Short exercise: The answer is one number: how many lines hold the string "text".
Start
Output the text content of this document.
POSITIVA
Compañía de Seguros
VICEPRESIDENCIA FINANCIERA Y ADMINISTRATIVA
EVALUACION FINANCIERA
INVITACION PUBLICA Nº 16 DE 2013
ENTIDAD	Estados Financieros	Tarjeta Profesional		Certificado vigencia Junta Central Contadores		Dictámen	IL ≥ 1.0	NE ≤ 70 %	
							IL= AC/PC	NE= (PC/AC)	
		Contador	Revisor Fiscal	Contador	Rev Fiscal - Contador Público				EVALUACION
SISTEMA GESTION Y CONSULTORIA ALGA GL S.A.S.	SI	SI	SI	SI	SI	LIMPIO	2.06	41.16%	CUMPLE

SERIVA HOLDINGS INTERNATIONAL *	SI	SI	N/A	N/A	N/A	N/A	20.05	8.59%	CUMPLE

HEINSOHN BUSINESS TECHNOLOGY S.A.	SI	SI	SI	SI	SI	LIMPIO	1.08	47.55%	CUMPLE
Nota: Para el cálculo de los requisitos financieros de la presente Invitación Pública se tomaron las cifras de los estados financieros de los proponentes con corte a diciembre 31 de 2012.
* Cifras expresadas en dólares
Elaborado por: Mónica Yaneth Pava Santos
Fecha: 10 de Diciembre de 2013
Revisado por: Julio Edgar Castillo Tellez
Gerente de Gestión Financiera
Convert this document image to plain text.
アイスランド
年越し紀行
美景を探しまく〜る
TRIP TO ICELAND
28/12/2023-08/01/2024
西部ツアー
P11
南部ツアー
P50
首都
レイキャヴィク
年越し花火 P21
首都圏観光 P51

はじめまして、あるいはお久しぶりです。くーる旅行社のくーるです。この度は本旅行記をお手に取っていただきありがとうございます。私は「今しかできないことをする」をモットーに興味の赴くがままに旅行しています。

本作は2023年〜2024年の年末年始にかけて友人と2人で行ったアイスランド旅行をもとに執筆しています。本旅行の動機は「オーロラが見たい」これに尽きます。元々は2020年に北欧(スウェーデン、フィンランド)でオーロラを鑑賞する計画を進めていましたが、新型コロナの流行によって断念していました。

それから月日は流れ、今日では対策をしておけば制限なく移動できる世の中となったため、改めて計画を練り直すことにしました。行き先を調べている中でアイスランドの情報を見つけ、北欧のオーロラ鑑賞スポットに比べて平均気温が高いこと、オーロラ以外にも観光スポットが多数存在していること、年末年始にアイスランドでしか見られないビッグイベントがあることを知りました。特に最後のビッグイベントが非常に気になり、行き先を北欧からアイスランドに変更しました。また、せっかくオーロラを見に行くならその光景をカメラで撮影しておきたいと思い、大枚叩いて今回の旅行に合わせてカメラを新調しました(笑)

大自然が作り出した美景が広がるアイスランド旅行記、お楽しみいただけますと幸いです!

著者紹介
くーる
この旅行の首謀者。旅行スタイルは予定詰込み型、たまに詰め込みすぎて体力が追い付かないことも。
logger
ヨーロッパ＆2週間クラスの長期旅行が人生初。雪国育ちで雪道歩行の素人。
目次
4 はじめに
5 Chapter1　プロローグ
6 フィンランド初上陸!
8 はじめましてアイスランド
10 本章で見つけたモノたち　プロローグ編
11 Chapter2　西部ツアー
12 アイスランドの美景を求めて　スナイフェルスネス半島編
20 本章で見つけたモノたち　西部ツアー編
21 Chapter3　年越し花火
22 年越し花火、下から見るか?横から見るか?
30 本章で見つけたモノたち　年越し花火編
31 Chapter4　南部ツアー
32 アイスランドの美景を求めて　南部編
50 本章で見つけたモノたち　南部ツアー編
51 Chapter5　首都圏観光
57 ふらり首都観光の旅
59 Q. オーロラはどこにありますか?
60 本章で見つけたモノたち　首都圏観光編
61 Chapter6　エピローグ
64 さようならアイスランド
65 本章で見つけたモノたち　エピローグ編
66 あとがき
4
End
Start
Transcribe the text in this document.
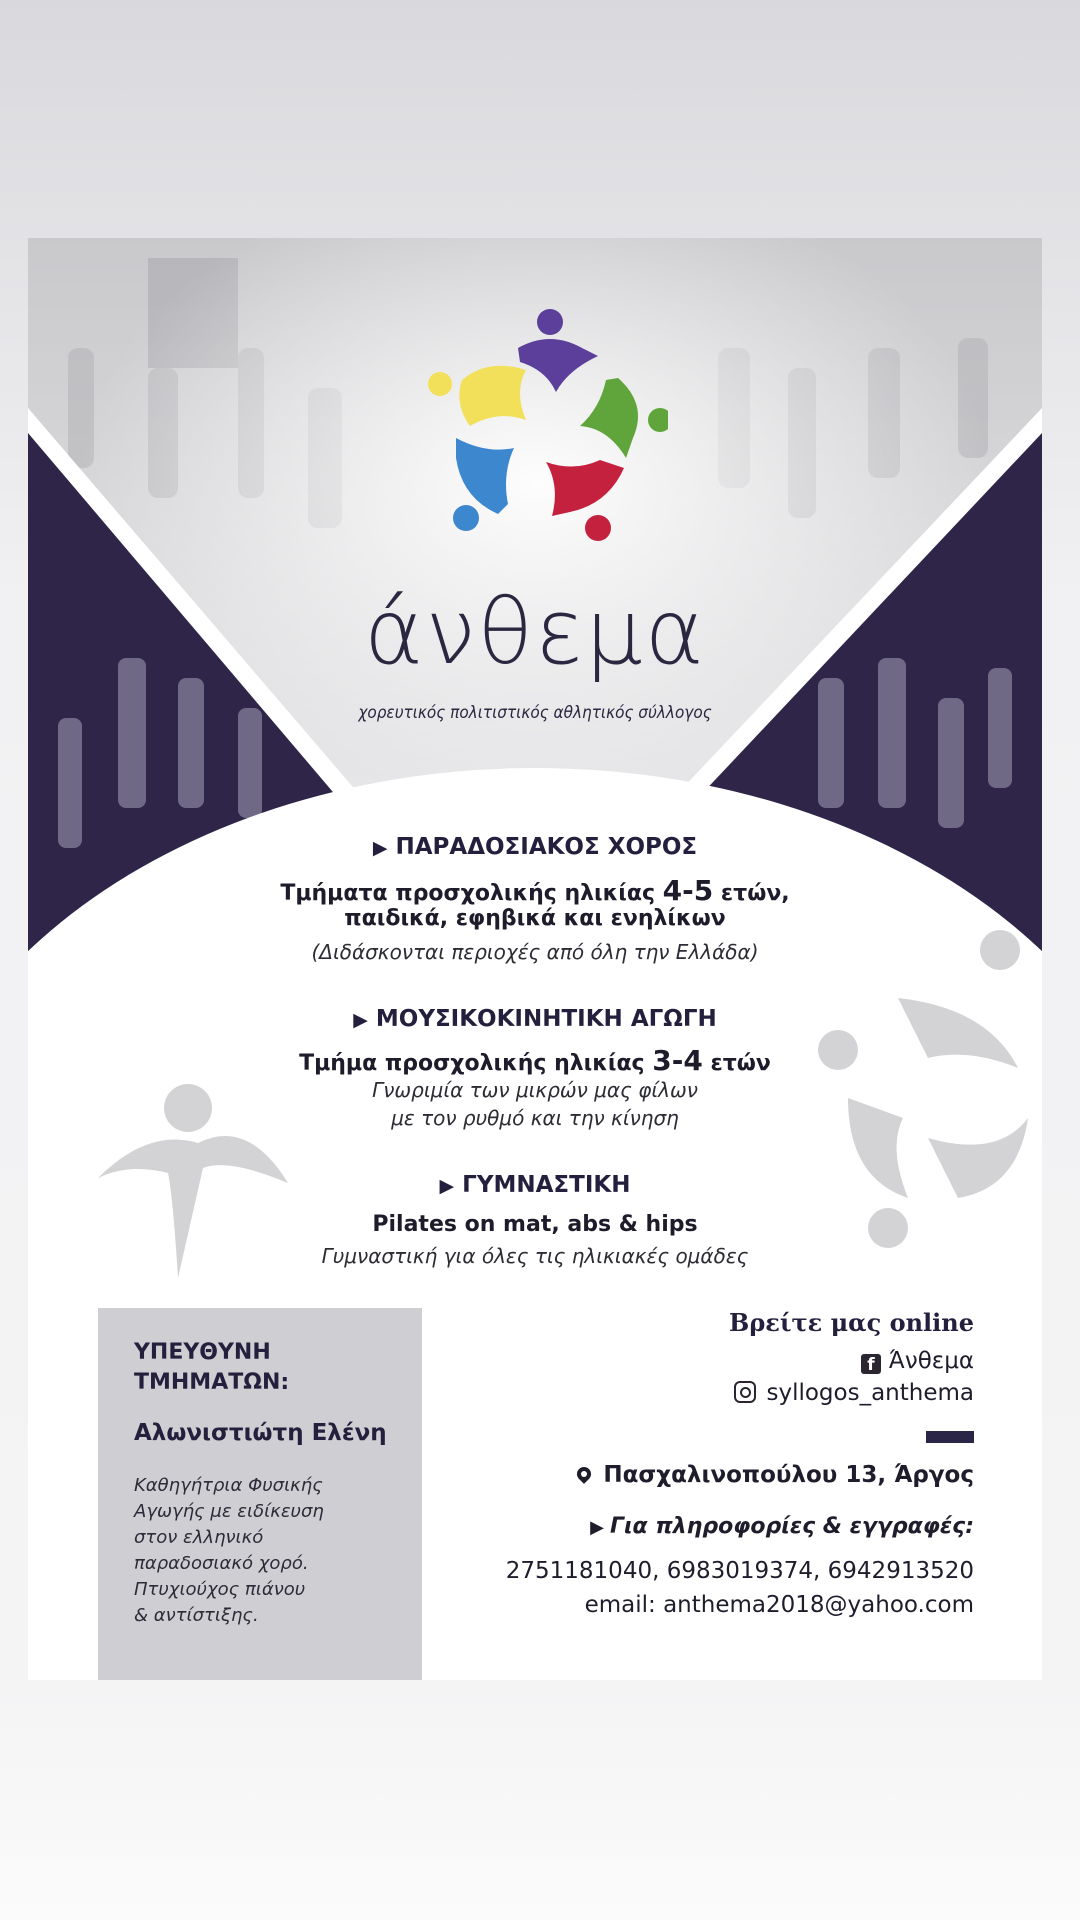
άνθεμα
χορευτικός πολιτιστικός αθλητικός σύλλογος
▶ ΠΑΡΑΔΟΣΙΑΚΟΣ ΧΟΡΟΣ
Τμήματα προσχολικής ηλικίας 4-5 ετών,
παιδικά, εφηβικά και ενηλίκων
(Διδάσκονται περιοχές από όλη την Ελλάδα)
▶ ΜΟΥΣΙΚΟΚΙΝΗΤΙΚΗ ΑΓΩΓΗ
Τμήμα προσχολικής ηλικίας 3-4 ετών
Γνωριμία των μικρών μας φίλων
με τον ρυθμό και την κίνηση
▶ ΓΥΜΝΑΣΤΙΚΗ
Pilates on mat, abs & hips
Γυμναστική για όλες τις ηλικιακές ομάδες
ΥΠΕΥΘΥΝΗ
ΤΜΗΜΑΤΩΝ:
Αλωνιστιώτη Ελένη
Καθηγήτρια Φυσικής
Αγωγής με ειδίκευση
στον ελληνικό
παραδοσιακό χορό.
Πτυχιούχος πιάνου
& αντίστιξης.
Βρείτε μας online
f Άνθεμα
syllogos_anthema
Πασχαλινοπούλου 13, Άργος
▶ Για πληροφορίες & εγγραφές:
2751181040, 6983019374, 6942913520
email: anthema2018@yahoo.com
End
Answer to the exercise: 3